*WHAT IS NEEDED*
All of the data must be printed exactly; please include every line.

*DATASET EXTRACT*
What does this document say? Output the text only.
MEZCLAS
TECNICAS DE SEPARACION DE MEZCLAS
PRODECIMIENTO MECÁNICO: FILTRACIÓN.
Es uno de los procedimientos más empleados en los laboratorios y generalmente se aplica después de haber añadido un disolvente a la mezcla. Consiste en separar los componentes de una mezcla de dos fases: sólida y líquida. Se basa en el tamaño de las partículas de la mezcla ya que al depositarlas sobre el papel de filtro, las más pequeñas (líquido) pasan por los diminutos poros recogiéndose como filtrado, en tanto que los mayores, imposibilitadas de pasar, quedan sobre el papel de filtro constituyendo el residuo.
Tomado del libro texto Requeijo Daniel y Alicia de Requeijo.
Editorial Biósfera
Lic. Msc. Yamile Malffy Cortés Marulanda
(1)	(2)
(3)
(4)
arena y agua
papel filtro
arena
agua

*SOLUTION FOR THIS EXERCISE*
What does this document say? Output the text only.
MEZCLAS
TECNICAS DE SEPARACION DE MEZCLAS
PRODECIMIENTO MECÁNICO: FILTRACIÓN.
Es uno de los procedimientos más empleados en los laboratorios y generalmente se aplica después de haber añadido un disolvente a la mezcla. Consiste en separar los componentes de una mezcla de dos fases: sólida y líquida. Se basa en el tamaño de las partículas de la mezcla ya que al depositarlas sobre el papel de filtro, las más pequeñas (líquido) pasan por los diminutos poros recogiéndose como filtrado, en tanto que los mayores, imposibilitadas de pasar, quedan sobre el papel de filtro constituyendo el residuo.
Tomado del libro texto Requeijo Daniel y Alicia de Requeijo.
Editorial Biósfera
Lic. Msc. Yamile Malffy Cortés Marulanda
(1)	(2)
(3)
(4)
arena y agua
papel filtro
arena
agua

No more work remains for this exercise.